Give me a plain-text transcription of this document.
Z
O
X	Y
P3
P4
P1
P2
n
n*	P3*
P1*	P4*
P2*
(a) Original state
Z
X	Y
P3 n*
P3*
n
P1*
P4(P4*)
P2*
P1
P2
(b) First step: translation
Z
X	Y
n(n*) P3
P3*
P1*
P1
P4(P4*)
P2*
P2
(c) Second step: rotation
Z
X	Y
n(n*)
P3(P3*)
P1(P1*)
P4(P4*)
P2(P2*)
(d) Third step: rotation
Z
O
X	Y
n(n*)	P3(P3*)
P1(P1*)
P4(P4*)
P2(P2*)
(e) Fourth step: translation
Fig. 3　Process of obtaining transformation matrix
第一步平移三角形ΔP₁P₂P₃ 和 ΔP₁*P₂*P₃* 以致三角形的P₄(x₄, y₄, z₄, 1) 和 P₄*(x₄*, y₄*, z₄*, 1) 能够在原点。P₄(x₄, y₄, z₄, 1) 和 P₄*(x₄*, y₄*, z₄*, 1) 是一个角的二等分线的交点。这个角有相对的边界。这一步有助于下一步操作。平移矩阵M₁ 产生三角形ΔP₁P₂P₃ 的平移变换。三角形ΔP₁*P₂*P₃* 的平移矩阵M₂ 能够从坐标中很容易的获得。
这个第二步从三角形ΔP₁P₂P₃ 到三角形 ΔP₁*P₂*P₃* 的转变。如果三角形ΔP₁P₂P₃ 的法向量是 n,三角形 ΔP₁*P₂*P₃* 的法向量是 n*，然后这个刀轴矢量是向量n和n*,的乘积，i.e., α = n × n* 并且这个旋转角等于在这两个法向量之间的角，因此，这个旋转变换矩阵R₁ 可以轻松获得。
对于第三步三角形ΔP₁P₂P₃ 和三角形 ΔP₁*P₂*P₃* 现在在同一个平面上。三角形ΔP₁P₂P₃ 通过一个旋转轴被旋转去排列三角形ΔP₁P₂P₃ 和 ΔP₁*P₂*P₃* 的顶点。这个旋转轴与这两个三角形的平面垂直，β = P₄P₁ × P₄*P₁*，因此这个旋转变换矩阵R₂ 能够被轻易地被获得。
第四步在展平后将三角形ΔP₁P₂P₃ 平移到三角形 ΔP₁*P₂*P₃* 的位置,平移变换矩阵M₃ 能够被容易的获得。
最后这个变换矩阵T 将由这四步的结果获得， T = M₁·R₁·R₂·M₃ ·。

• • •

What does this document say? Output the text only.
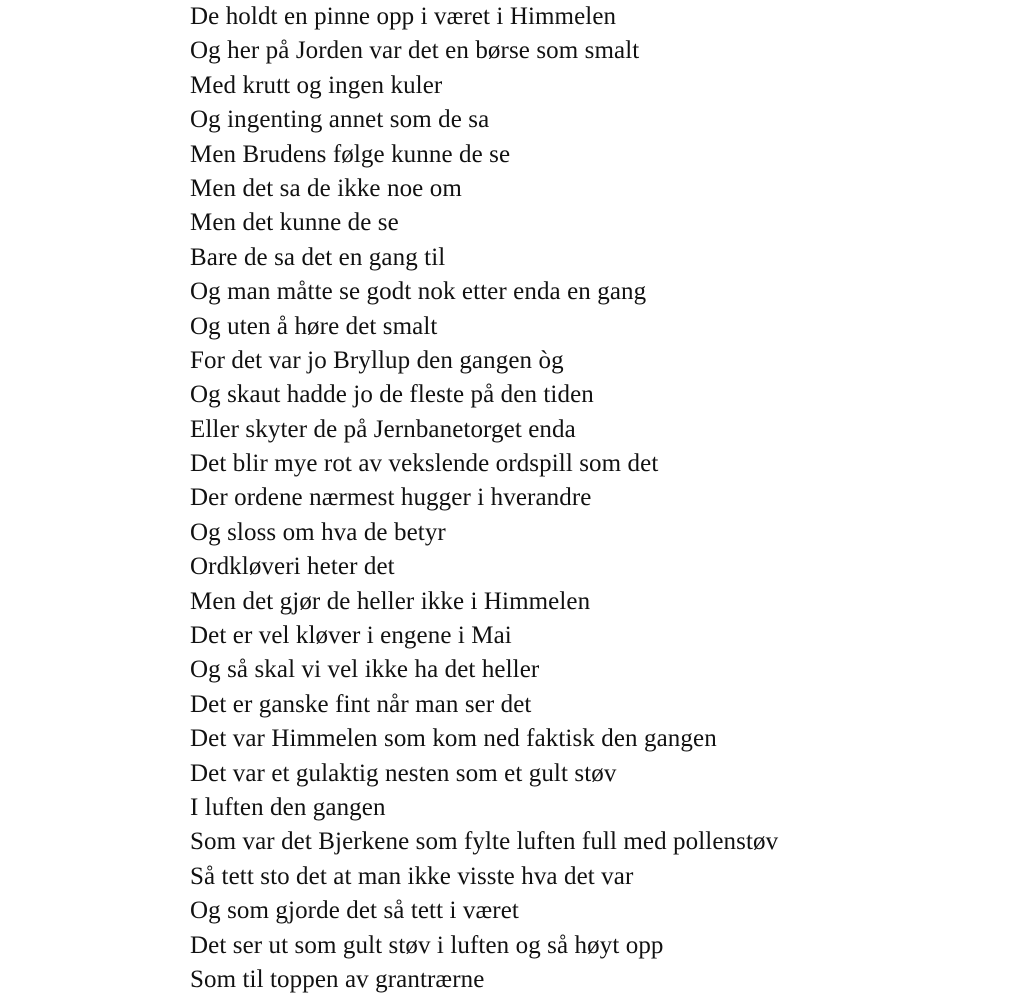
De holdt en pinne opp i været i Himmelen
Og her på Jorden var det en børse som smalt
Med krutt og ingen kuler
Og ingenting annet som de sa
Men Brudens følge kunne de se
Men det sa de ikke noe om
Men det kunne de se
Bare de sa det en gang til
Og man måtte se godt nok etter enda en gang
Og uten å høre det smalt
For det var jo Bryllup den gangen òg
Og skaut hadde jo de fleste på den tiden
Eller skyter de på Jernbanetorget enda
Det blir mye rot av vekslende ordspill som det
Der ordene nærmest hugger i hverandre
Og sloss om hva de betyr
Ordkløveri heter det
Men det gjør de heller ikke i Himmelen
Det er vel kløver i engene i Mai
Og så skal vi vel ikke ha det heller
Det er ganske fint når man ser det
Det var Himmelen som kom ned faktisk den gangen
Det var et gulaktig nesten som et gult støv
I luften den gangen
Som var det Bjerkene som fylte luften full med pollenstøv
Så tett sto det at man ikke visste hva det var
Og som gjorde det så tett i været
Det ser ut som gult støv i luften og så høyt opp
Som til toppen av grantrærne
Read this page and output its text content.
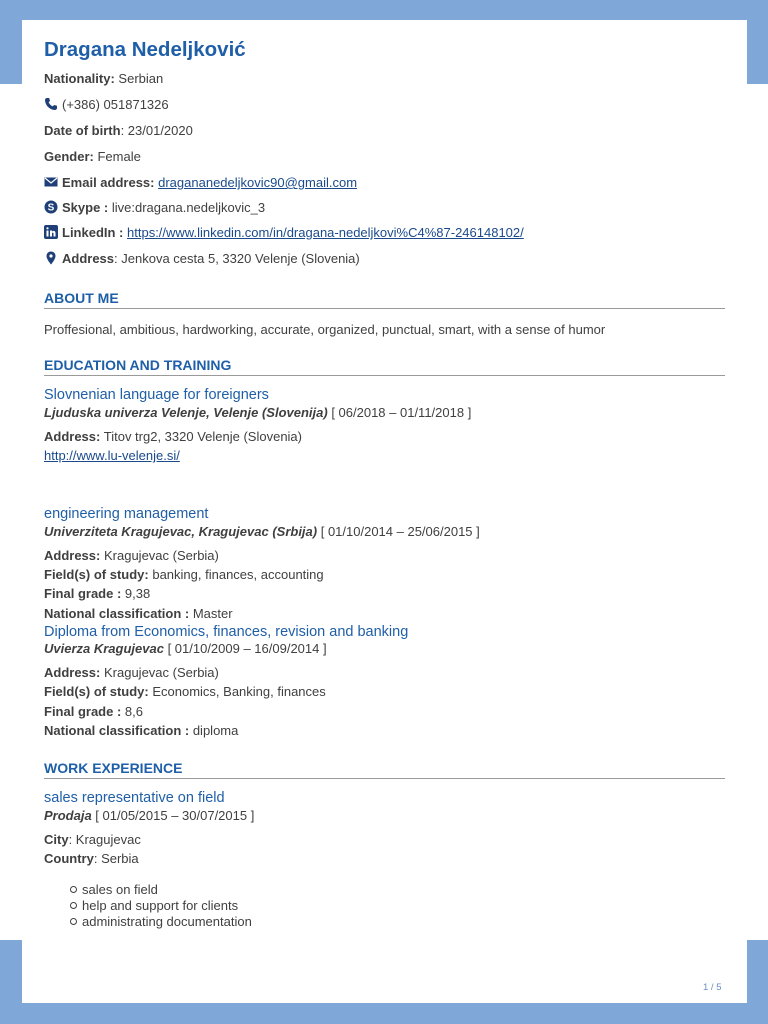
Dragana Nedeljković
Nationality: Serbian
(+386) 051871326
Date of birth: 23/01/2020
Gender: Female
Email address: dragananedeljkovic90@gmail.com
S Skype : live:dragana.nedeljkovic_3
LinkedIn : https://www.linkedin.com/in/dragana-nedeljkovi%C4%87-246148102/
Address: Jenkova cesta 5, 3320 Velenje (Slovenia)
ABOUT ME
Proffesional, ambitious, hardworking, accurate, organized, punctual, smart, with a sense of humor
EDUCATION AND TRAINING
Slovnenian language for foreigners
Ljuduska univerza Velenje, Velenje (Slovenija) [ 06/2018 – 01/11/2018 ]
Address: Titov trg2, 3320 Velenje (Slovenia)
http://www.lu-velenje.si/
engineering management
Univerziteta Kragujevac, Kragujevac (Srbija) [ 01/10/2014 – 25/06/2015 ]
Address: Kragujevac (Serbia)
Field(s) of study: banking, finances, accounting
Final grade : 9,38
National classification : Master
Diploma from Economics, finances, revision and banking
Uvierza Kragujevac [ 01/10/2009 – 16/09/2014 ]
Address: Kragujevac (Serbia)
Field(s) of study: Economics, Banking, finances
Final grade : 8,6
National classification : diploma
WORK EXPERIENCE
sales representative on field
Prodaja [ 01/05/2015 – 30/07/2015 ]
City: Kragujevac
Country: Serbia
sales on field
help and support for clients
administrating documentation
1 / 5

• • •

The request — Out of the records, collect only those lines that contain the string "finances".

Answer to the problem —
Field(s) of study: banking, finances, accounting
Diploma from Economics, finances, revision and banking
Field(s) of study: Economics, Banking, finances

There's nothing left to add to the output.